◆ EXERCISE DESCRIPTION:
Scan the material that follows. Copy every line containing the word "ovatis".
=== Section Start ===
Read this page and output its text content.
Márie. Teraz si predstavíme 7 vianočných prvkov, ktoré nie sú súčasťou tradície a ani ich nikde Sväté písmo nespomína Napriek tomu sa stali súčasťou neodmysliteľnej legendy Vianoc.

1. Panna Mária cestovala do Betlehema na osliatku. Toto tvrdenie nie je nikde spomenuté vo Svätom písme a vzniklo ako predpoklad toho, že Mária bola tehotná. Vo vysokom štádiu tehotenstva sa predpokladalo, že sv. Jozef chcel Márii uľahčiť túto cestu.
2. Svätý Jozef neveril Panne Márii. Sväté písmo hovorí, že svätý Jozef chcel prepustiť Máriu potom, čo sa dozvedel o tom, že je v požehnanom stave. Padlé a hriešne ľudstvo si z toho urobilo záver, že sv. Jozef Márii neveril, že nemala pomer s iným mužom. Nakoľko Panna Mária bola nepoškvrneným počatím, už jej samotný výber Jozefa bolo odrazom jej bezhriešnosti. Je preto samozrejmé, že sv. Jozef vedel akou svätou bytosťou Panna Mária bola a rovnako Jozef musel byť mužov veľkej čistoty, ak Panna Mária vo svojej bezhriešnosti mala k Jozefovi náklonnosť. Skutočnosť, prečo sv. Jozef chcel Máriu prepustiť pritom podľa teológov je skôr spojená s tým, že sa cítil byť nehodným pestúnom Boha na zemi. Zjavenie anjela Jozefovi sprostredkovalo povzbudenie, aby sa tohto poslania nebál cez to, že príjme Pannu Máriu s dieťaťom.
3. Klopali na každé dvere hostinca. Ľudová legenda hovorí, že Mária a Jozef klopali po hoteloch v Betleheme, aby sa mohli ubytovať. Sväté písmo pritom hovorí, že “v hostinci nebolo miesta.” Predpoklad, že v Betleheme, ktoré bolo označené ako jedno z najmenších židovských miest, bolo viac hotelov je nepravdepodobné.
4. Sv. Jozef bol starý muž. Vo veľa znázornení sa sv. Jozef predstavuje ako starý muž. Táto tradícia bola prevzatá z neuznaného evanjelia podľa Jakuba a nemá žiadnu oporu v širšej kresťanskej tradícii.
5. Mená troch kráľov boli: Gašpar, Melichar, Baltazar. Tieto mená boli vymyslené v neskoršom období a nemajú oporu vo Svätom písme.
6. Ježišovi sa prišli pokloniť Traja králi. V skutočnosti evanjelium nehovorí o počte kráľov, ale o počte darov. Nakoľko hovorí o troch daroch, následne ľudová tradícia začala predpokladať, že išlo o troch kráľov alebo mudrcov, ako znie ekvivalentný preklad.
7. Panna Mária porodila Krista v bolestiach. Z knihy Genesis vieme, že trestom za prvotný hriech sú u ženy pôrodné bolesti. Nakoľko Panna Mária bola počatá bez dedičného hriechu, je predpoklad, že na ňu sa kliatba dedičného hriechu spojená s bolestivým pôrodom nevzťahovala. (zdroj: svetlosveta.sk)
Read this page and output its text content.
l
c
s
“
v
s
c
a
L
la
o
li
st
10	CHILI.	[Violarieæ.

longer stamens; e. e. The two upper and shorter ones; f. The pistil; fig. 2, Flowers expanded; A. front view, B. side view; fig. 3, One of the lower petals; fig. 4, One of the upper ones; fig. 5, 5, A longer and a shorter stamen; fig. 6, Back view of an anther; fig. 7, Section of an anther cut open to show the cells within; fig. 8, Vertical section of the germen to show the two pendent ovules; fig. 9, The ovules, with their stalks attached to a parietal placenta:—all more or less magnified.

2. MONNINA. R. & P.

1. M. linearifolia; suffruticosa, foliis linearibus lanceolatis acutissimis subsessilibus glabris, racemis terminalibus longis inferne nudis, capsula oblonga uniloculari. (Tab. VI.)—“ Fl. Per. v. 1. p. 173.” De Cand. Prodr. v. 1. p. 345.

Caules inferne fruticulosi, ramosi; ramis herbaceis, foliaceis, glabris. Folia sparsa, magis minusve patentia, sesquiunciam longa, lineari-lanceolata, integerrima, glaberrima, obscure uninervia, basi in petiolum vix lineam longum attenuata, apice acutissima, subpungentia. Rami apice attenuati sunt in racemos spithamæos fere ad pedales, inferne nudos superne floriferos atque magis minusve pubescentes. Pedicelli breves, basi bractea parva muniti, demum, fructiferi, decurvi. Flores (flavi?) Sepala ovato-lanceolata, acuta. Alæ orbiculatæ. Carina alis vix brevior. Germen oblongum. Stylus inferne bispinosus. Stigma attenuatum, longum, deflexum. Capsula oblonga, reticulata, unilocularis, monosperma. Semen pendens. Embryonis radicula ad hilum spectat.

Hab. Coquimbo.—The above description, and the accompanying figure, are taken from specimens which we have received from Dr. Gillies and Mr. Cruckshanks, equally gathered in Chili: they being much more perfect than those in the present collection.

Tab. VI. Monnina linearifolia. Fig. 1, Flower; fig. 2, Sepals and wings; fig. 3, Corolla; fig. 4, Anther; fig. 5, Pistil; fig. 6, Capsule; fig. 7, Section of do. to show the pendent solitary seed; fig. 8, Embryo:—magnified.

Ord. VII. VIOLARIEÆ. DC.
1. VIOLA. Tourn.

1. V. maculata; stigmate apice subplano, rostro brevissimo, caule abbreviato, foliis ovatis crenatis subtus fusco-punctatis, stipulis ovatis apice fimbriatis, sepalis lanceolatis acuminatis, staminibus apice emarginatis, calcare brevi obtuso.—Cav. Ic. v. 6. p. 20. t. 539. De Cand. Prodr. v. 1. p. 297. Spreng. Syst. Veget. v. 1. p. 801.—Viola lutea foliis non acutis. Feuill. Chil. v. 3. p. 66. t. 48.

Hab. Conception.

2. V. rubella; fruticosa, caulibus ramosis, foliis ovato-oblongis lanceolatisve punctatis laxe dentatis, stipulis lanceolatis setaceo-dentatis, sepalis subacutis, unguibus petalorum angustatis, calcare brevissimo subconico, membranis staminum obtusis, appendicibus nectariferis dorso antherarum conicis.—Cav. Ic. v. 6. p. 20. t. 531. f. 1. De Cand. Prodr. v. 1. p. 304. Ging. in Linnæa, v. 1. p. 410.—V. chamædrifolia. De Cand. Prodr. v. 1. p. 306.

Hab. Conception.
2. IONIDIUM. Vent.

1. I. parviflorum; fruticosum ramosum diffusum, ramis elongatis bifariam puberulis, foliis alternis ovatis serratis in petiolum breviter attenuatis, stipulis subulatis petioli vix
=== Section End ===
◆ YOUR RESPONSE:
1. V. maculata; stigmate apice subplano, rostro brevissimo, caule abbreviato, foliis ovatis crenatis subtus fusco-punctatis, stipulis ovatis apice fimbriatis, sepalis lanceolatis acuminatis, staminibus apice emarginatis, calcare brevi obtuso.—Cav. Ic. v. 6. p. 20. t. 539. De Cand. Prodr. v. 1. p. 297. Spreng. Syst. Veget. v. 1. p. 801.—Viola lutea foliis non acutis. Feuill. Chil. v. 3. p. 66. t. 48.
1. I. parviflorum; fruticosum ramosum diffusum, ramis elongatis bifariam puberulis, foliis alternis ovatis serratis in petiolum breviter attenuatis, stipulis subulatis petioli vix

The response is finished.